## STATED TASK
Will you extract the entries word for word? Images should not appear in the copy.

◇ ◇ ◇ ◇ ◇

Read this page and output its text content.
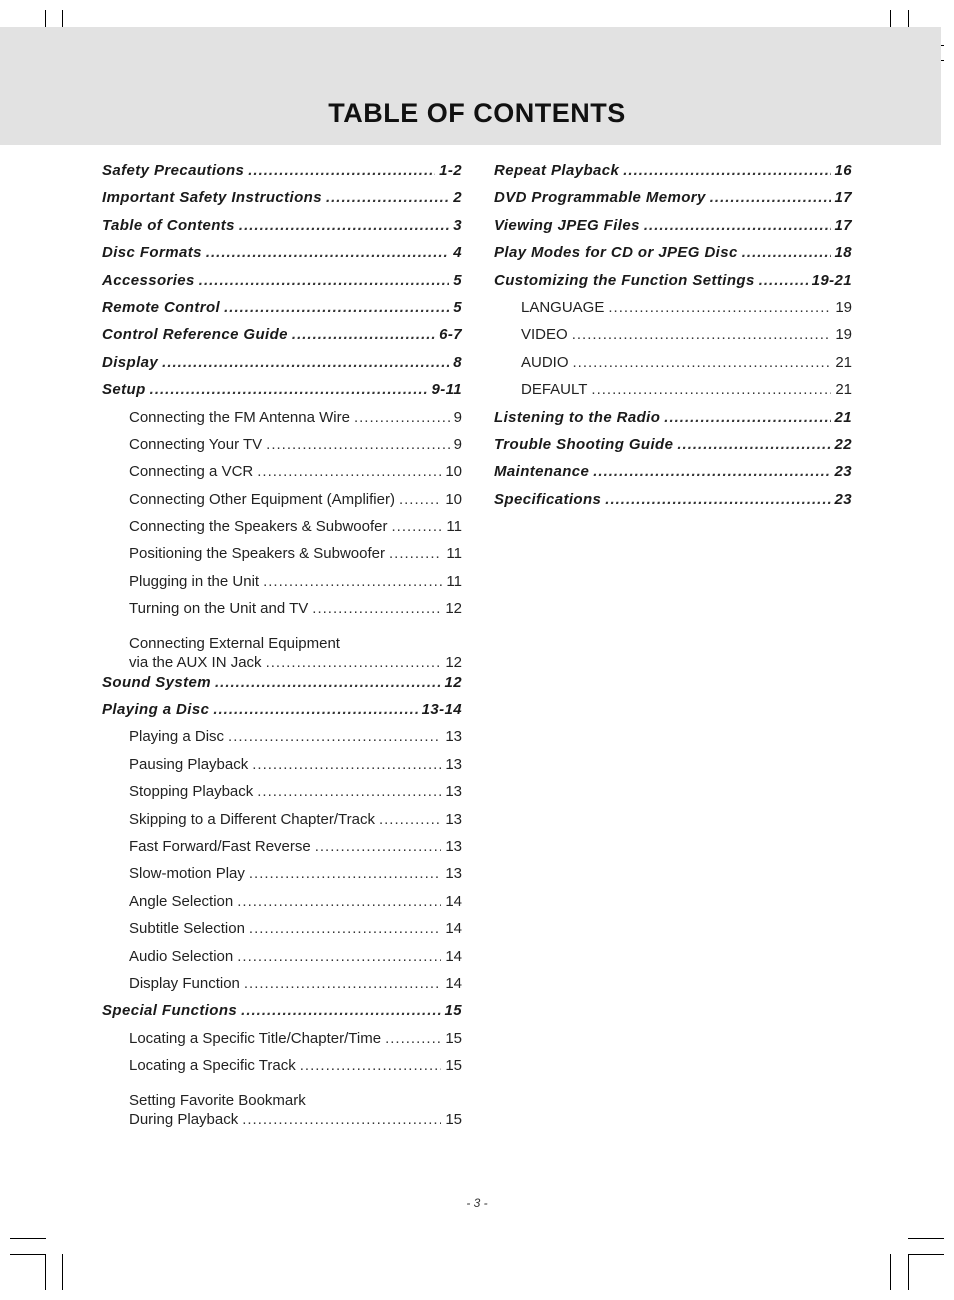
TABLE OF CONTENTS
Safety Precautions .....	1-2
Important Safety Instructions .....	2
Table of Contents .....	3
Disc Formats .....	4
Accessories .....	5
Remote Control .....	5
Control Reference Guide .....	6-7
Display .....	8
Setup .....	9-11
Connecting the FM Antenna Wire .....	9
Connecting Your TV .....	9
Connecting a VCR .....	10
Connecting Other Equipment (Amplifier) .....	10
Connecting the Speakers & Subwoofer .....	11
Positioning the Speakers & Subwoofer .....	11
Plugging in the Unit .....	11
Turning on the Unit and TV .....	12
Connecting External Equipment
via the AUX IN Jack .....	12
Sound System .....	12
Playing a Disc .....	13-14
Playing a Disc .....	13
Pausing Playback .....	13
Stopping Playback .....	13
Skipping to a Different Chapter/Track .....	13
Fast Forward/Fast Reverse .....	13
Slow-motion Play .....	13
Angle Selection .....	14
Subtitle Selection .....	14
Audio Selection .....	14
Display Function .....	14
Special Functions .....	15
Locating a Specific Title/Chapter/Time .....	15
Locating a Specific Track .....	15
Setting Favorite Bookmark
During Playback .....	15
Repeat Playback .....	16
DVD Programmable Memory .....	17
Viewing JPEG Files .....	17
Play Modes for CD or JPEG Disc .....	18
Customizing the Function Settings .....	19-21
LANGUAGE .....	19
VIDEO .....	19
AUDIO .....	21
DEFAULT .....	21
Listening to the Radio .....	21
Trouble Shooting Guide .....	22
Maintenance .....	23
Specifications .....	23
- 3 -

◇ ◇ ◇ ◇ ◇

## OUTPUT FOR THIS TASK
Read this page and output its text content.
TABLE OF CONTENTS
Safety Precautions .....	1-2
Important Safety Instructions .....	2
Table of Contents .....	3
Disc Formats .....	4
Accessories .....	5
Remote Control .....	5
Control Reference Guide .....	6-7
Display .....	8
Setup .....	9-11
Connecting the FM Antenna Wire .....	9
Connecting Your TV .....	9
Connecting a VCR .....	10
Connecting Other Equipment (Amplifier) .....	10
Connecting the Speakers & Subwoofer .....	11
Positioning the Speakers & Subwoofer .....	11
Plugging in the Unit .....	11
Turning on the Unit and TV .....	12
Connecting External Equipment
via the AUX IN Jack .....	12
Sound System .....	12
Playing a Disc .....	13-14
Playing a Disc .....	13
Pausing Playback .....	13
Stopping Playback .....	13
Skipping to a Different Chapter/Track .....	13
Fast Forward/Fast Reverse .....	13
Slow-motion Play .....	13
Angle Selection .....	14
Subtitle Selection .....	14
Audio Selection .....	14
Display Function .....	14
Special Functions .....	15
Locating a Specific Title/Chapter/Time .....	15
Locating a Specific Track .....	15
Setting Favorite Bookmark
During Playback .....	15
Repeat Playback .....	16
DVD Programmable Memory .....	17
Viewing JPEG Files .....	17
Play Modes for CD or JPEG Disc .....	18
Customizing the Function Settings .....	19-21
LANGUAGE .....	19
VIDEO .....	19
AUDIO .....	21
DEFAULT .....	21
Listening to the Radio .....	21
Trouble Shooting Guide .....	22
Maintenance .....	23
Specifications .....	23
- 3 -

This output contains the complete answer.